(GIVEN INFORMATION)

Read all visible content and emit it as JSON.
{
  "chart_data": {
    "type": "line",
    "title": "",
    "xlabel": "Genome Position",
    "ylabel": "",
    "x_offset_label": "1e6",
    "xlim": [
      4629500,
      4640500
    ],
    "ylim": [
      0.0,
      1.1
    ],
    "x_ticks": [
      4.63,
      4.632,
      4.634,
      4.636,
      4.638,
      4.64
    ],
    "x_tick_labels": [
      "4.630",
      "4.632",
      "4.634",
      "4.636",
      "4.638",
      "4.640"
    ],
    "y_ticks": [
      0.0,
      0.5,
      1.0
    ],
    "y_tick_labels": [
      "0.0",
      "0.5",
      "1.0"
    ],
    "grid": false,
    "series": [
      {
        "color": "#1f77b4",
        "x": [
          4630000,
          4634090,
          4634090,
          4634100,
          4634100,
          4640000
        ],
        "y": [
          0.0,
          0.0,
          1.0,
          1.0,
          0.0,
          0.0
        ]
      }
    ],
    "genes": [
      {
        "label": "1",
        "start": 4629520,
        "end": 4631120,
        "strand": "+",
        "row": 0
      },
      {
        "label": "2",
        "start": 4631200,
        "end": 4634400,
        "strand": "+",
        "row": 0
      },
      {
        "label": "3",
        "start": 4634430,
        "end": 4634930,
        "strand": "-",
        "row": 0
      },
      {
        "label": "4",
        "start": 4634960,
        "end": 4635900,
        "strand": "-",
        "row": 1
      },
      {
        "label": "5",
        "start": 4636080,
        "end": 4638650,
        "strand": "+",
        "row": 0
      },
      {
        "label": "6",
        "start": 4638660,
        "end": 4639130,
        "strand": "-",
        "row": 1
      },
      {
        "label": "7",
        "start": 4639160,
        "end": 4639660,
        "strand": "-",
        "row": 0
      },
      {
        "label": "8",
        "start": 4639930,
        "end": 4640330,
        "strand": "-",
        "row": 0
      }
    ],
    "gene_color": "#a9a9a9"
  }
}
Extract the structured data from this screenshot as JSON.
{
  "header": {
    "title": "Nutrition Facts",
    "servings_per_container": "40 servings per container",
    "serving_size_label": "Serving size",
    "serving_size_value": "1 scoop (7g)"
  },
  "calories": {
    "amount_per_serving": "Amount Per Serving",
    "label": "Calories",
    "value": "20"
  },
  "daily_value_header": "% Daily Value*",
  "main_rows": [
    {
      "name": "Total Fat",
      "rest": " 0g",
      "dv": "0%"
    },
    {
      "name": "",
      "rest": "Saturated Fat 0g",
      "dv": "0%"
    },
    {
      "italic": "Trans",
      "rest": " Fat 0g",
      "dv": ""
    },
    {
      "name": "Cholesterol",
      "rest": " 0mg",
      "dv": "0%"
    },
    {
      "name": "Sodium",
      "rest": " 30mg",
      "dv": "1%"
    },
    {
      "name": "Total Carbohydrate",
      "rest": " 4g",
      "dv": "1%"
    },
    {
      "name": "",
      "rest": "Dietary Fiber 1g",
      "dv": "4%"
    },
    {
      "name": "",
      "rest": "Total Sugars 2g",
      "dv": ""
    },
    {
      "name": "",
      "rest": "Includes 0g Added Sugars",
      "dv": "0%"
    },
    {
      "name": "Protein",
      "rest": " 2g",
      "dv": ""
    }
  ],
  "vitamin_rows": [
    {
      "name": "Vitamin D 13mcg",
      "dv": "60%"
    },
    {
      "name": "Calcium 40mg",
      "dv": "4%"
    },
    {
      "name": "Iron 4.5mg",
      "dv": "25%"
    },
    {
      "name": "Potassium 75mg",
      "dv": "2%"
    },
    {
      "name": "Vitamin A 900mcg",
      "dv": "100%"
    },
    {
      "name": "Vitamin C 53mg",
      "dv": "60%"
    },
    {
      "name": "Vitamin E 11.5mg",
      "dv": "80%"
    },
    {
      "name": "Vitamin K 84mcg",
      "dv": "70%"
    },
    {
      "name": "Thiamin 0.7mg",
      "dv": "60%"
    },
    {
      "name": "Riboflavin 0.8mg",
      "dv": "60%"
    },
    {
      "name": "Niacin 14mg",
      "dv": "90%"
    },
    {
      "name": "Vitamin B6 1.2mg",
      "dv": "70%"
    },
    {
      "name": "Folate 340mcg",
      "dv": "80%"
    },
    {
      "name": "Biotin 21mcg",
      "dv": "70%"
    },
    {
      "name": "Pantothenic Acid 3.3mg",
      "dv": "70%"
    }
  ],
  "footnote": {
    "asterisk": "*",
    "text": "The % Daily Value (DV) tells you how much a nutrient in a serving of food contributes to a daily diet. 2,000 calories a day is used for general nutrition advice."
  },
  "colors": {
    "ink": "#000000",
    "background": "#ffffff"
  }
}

(End GIVEN INFORMATION)

ACTION ITEM: The data must be output in full, exactly as given.

FINISHED TASK:
Read all visible content and emit it as JSON.
{
  "chart_data": {
    "type": "line",
    "title": "",
    "xlabel": "Genome Position",
    "ylabel": "",
    "x_offset_label": "1e6",
    "xlim": [
      4629500,
      4640500
    ],
    "ylim": [
      0.0,
      1.1
    ],
    "x_ticks": [
      4.63,
      4.632,
      4.634,
      4.636,
      4.638,
      4.64
    ],
    "x_tick_labels": [
      "4.630",
      "4.632",
      "4.634",
      "4.636",
      "4.638",
      "4.640"
    ],
    "y_ticks": [
      0.0,
      0.5,
      1.0
    ],
    "y_tick_labels": [
      "0.0",
      "0.5",
      "1.0"
    ],
    "grid": false,
    "series": [
      {
        "color": "#1f77b4",
        "x": [
          4630000,
          4634090,
          4634090,
          4634100,
          4634100,
          4640000
        ],
        "y": [
          0.0,
          0.0,
          1.0,
          1.0,
          0.0,
          0.0
        ]
      }
    ],
    "genes": [
      {
        "label": "1",
        "start": 4629520,
        "end": 4631120,
        "strand": "+",
        "row": 0
      },
      {
        "label": "2",
        "start": 4631200,
        "end": 4634400,
        "strand": "+",
        "row": 0
      },
      {
        "label": "3",
        "start": 4634430,
        "end": 4634930,
        "strand": "-",
        "row": 0
      },
      {
        "label": "4",
        "start": 4634960,
        "end": 4635900,
        "strand": "-",
        "row": 1
      },
      {
        "label": "5",
        "start": 4636080,
        "end": 4638650,
        "strand": "+",
        "row": 0
      },
      {
        "label": "6",
        "start": 4638660,
        "end": 4639130,
        "strand": "-",
        "row": 1
      },
      {
        "label": "7",
        "start": 4639160,
        "end": 4639660,
        "strand": "-",
        "row": 0
      },
      {
        "label": "8",
        "start": 4639930,
        "end": 4640330,
        "strand": "-",
        "row": 0
      }
    ],
    "gene_color": "#a9a9a9"
  }
}
Extract the structured data from this screenshot as JSON.
{
  "header": {
    "title": "Nutrition Facts",
    "servings_per_container": "40 servings per container",
    "serving_size_label": "Serving size",
    "serving_size_value": "1 scoop (7g)"
  },
  "calories": {
    "amount_per_serving": "Amount Per Serving",
    "label": "Calories",
    "value": "20"
  },
  "daily_value_header": "% Daily Value*",
  "main_rows": [
    {
      "name": "Total Fat",
      "rest": " 0g",
      "dv": "0%"
    },
    {
      "name": "",
      "rest": "Saturated Fat 0g",
      "dv": "0%"
    },
    {
      "italic": "Trans",
      "rest": " Fat 0g",
      "dv": ""
    },
    {
      "name": "Cholesterol",
      "rest": " 0mg",
      "dv": "0%"
    },
    {
      "name": "Sodium",
      "rest": " 30mg",
      "dv": "1%"
    },
    {
      "name": "Total Carbohydrate",
      "rest": " 4g",
      "dv": "1%"
    },
    {
      "name": "",
      "rest": "Dietary Fiber 1g",
      "dv": "4%"
    },
    {
      "name": "",
      "rest": "Total Sugars 2g",
      "dv": ""
    },
    {
      "name": "",
      "rest": "Includes 0g Added Sugars",
      "dv": "0%"
    },
    {
      "name": "Protein",
      "rest": " 2g",
      "dv": ""
    }
  ],
  "vitamin_rows": [
    {
      "name": "Vitamin D 13mcg",
      "dv": "60%"
    },
    {
      "name": "Calcium 40mg",
      "dv": "4%"
    },
    {
      "name": "Iron 4.5mg",
      "dv": "25%"
    },
    {
      "name": "Potassium 75mg",
      "dv": "2%"
    },
    {
      "name": "Vitamin A 900mcg",
      "dv": "100%"
    },
    {
      "name": "Vitamin C 53mg",
      "dv": "60%"
    },
    {
      "name": "Vitamin E 11.5mg",
      "dv": "80%"
    },
    {
      "name": "Vitamin K 84mcg",
      "dv": "70%"
    },
    {
      "name": "Thiamin 0.7mg",
      "dv": "60%"
    },
    {
      "name": "Riboflavin 0.8mg",
      "dv": "60%"
    },
    {
      "name": "Niacin 14mg",
      "dv": "90%"
    },
    {
      "name": "Vitamin B6 1.2mg",
      "dv": "70%"
    },
    {
      "name": "Folate 340mcg",
      "dv": "80%"
    },
    {
      "name": "Biotin 21mcg",
      "dv": "70%"
    },
    {
      "name": "Pantothenic Acid 3.3mg",
      "dv": "70%"
    }
  ],
  "footnote": {
    "asterisk": "*",
    "text": "The % Daily Value (DV) tells you how much a nutrient in a serving of food contributes to a daily diet. 2,000 calories a day is used for general nutrition advice."
  },
  "colors": {
    "ink": "#000000",
    "background": "#ffffff"
  }
}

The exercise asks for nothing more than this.